#### PROBLEM REQUIREMENTS:
Leave out the images; return the rest of the data exactly.

#### TASK DATA:

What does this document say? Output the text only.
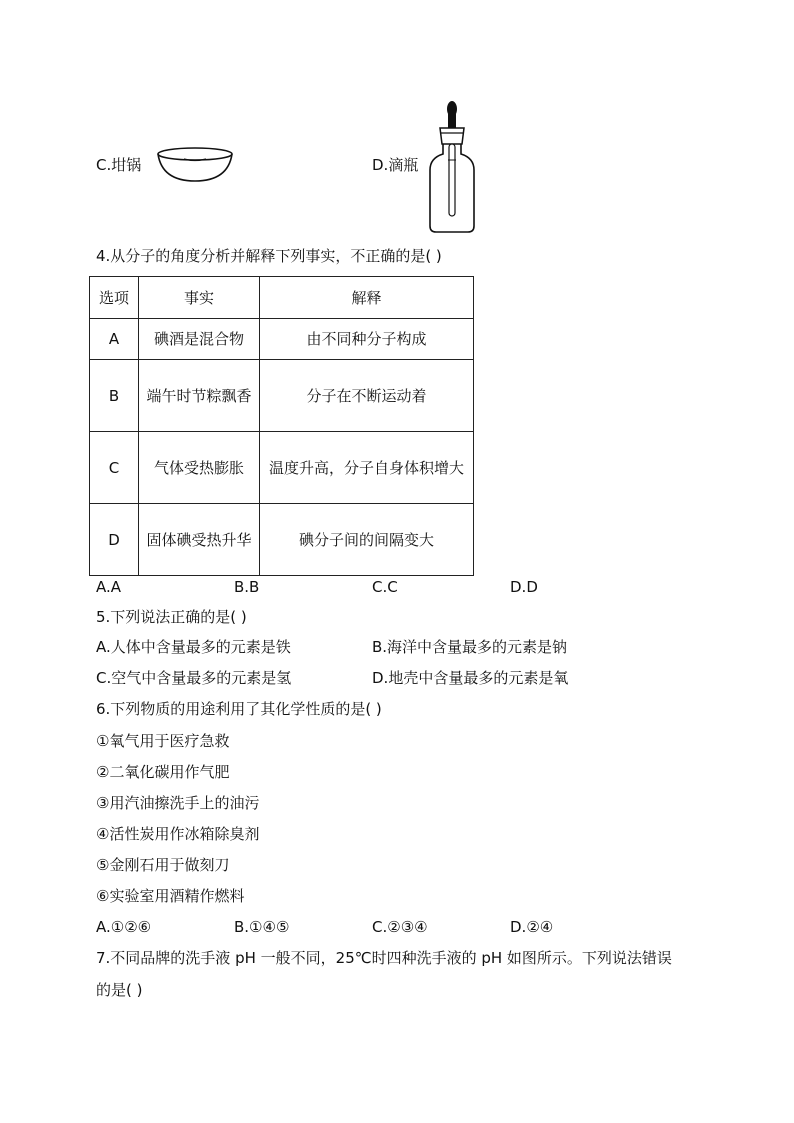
C.坩锅	D.滴瓶
4.从分子的角度分析并解释下列事实，不正确的是( )
选项	事实	解释
A	碘酒是混合物	由不同种分子构成
B	端午时节粽飘香	分子在不断运动着
C	气体受热膨胀	温度升高，分子自身体积增大
D	固体碘受热升华	碘分子间的间隔变大
A.A	B.B	C.C	D.D
5.下列说法正确的是( )
A.人体中含量最多的元素是铁	B.海洋中含量最多的元素是钠
C.空气中含量最多的元素是氢	D.地壳中含量最多的元素是氧
6.下列物质的用途利用了其化学性质的是( )
①氧气用于医疗急救
②二氧化碳用作气肥
③用汽油擦洗手上的油污
④活性炭用作冰箱除臭剂
⑤金刚石用于做刻刀
⑥实验室用酒精作燃料
A.①②⑥	B.①④⑤	C.②③④	D.②④
7.不同品牌的洗手液 pH 一般不同，25℃时四种洗手液的 pH 如图所示。下列说法错误
的是( )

#### TASK ANSWER:
What does this document say? Output the text only.
C.坩锅	D.滴瓶
4.从分子的角度分析并解释下列事实，不正确的是( )
选项	事实	解释
A	碘酒是混合物	由不同种分子构成
B	端午时节粽飘香	分子在不断运动着
C	气体受热膨胀	温度升高，分子自身体积增大
D	固体碘受热升华	碘分子间的间隔变大
A.A	B.B	C.C	D.D
5.下列说法正确的是( )
A.人体中含量最多的元素是铁	B.海洋中含量最多的元素是钠
C.空气中含量最多的元素是氢	D.地壳中含量最多的元素是氧
6.下列物质的用途利用了其化学性质的是( )
①氧气用于医疗急救
②二氧化碳用作气肥
③用汽油擦洗手上的油污
④活性炭用作冰箱除臭剂
⑤金刚石用于做刻刀
⑥实验室用酒精作燃料
A.①②⑥	B.①④⑤	C.②③④	D.②④
7.不同品牌的洗手液 pH 一般不同，25℃时四种洗手液的 pH 如图所示。下列说法错误
的是( )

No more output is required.